▸ Requirement: Extract each line where the string "November" shows up.

▸ Supplied information:
--------------------------------

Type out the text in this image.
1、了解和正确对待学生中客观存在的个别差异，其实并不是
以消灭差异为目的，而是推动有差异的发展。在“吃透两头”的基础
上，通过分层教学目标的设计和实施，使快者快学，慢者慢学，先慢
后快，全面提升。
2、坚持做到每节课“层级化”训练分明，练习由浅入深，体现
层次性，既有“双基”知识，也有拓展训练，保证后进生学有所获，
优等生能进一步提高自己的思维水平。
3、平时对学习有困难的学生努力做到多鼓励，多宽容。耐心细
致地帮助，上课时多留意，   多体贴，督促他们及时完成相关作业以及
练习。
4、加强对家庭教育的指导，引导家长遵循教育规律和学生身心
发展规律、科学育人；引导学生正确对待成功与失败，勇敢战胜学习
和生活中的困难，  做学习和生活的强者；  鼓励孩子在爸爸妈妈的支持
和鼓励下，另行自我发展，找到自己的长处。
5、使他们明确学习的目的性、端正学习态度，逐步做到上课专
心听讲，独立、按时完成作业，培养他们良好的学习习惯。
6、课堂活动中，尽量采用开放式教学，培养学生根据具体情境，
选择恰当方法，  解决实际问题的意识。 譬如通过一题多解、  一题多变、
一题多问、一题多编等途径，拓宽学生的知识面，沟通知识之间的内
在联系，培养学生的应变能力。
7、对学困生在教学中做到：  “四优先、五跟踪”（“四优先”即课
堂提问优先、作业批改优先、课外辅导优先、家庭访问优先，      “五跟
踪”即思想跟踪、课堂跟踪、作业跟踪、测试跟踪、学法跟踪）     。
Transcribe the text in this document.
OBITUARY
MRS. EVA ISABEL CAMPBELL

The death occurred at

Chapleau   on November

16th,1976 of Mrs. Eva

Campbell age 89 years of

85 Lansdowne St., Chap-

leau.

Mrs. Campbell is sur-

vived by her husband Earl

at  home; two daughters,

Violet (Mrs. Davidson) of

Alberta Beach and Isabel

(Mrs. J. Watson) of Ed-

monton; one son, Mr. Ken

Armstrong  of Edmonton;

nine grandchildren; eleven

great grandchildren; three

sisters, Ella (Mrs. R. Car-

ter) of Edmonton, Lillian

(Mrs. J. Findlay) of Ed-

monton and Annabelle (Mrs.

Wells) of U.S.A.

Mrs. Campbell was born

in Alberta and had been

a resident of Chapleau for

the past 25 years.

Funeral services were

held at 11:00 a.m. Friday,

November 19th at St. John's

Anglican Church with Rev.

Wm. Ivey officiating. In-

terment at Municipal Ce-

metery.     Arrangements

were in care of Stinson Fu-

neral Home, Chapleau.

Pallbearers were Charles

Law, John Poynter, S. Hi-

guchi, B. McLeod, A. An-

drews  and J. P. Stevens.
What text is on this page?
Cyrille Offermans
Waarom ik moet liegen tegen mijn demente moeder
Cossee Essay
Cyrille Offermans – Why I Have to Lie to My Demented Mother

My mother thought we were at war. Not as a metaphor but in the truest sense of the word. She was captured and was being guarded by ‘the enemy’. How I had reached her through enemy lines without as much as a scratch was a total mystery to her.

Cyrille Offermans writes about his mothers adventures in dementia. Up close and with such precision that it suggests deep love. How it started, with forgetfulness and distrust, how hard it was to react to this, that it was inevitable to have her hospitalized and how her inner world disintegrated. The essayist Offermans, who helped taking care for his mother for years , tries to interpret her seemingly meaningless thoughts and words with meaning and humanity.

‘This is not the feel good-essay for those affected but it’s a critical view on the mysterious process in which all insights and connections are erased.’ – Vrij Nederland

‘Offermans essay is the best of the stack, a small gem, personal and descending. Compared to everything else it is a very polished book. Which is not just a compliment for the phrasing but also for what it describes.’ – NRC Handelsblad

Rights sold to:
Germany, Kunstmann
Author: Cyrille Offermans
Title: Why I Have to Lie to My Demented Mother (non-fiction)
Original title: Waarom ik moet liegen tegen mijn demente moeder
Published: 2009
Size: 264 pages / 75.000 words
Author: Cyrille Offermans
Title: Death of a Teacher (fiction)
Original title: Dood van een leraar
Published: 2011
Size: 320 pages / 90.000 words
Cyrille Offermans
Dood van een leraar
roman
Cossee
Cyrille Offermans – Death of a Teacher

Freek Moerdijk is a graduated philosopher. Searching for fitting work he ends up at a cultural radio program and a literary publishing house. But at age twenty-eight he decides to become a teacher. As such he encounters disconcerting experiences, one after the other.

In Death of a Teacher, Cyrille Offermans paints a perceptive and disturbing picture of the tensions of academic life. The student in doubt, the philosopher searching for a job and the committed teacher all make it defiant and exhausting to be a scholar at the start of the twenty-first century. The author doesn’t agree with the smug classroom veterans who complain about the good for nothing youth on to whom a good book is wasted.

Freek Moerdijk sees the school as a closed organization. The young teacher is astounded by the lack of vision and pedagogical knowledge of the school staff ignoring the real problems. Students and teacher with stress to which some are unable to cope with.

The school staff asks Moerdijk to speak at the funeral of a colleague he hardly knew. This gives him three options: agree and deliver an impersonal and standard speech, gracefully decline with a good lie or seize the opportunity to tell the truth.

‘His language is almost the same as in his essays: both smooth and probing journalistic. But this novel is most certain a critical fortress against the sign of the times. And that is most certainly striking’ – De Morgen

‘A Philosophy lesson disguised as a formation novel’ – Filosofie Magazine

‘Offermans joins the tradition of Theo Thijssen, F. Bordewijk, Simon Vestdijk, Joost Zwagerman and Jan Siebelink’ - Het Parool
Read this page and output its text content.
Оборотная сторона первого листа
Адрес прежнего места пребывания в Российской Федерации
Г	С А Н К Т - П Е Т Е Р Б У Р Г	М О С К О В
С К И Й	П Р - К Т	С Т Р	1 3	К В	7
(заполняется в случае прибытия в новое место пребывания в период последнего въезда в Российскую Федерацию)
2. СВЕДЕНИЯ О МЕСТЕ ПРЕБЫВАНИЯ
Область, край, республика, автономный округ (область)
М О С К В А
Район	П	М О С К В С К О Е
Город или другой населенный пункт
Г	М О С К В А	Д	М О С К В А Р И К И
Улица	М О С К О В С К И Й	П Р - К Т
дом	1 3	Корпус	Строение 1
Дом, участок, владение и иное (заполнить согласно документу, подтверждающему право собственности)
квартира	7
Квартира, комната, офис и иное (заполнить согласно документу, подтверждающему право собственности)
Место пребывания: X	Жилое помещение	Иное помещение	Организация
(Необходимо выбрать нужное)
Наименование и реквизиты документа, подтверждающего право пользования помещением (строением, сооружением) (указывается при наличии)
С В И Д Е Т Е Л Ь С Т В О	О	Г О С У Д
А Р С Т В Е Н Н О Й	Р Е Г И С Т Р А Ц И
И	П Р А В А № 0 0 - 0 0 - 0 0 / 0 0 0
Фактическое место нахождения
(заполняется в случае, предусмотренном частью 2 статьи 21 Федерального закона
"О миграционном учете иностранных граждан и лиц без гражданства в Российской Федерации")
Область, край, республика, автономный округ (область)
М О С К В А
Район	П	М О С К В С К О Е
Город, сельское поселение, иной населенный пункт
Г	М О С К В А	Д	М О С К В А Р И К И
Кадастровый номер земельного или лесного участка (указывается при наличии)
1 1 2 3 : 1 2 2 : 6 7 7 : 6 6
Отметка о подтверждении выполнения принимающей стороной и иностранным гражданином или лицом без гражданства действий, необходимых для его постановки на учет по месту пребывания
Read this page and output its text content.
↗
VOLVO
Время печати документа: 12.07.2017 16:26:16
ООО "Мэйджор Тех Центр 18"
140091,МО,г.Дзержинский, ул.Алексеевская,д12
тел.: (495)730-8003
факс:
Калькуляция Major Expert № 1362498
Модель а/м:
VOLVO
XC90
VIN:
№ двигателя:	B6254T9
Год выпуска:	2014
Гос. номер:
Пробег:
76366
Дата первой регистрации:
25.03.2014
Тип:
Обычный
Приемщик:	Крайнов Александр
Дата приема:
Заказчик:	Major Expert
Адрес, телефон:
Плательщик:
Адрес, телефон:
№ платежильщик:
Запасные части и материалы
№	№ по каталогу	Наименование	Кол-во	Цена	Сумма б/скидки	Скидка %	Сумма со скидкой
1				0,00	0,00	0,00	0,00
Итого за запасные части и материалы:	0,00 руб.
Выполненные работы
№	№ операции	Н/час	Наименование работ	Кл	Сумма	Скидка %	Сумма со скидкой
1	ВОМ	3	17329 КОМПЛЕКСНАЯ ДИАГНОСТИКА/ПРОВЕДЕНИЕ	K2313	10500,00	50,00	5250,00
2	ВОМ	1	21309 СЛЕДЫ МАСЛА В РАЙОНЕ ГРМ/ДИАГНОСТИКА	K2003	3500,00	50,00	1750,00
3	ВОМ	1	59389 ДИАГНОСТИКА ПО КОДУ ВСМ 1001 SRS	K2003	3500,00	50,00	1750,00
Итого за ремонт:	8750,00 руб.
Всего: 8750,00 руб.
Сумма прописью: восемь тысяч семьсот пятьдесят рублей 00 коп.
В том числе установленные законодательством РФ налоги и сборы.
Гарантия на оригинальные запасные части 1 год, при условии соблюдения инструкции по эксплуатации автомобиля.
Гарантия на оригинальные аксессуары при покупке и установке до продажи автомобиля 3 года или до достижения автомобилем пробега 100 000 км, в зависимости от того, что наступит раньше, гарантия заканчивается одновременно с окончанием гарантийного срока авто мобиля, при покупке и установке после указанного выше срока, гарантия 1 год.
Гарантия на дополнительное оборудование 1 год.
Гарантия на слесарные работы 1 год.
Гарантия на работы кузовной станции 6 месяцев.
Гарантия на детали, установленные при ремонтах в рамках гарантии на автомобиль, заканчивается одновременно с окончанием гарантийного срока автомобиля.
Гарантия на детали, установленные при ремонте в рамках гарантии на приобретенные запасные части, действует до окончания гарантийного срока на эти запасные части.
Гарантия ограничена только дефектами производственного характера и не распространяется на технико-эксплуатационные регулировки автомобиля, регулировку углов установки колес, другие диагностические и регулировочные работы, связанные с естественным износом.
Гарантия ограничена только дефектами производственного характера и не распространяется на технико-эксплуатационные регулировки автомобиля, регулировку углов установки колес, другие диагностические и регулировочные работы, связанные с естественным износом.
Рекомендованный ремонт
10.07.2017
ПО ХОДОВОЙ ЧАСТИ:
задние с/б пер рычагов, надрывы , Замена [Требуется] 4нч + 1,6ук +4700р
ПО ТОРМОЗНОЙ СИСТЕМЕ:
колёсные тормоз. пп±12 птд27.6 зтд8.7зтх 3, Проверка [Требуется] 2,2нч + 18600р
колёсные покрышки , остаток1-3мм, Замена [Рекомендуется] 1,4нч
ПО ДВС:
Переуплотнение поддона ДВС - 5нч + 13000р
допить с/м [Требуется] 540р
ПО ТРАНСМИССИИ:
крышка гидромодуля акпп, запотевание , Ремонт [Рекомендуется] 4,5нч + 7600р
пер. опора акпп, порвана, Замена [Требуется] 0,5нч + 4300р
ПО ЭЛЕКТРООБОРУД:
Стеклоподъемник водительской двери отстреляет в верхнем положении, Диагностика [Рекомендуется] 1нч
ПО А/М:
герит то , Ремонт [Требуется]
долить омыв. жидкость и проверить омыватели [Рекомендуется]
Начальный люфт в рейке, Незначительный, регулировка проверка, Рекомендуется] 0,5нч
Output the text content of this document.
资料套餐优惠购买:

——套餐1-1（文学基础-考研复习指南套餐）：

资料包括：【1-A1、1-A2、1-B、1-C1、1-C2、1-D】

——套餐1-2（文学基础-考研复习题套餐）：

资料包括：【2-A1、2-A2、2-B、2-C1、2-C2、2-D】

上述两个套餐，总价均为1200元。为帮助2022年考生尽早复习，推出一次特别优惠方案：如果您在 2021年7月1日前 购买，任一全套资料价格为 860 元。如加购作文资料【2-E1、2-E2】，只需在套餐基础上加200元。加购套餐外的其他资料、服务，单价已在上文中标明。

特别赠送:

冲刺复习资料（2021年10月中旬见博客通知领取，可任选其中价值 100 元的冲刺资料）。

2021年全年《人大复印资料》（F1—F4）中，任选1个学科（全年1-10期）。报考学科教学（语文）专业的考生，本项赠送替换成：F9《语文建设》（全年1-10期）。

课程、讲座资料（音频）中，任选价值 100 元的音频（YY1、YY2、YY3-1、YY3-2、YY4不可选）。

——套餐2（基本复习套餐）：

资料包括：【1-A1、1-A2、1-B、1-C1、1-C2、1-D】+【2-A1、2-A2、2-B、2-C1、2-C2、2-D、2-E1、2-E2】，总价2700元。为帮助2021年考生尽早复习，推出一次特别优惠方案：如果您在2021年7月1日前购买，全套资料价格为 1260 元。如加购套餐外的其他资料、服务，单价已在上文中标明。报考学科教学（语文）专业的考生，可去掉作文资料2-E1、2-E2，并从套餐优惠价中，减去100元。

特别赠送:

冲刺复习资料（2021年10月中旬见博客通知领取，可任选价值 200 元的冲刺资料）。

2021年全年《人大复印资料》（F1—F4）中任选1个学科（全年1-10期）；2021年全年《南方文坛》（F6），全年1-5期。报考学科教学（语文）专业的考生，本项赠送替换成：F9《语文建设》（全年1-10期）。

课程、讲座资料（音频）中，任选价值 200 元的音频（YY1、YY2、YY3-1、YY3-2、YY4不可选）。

--------------------------------

▸ Solution to the problem:
Chapleau   on November
November 19th at St. John's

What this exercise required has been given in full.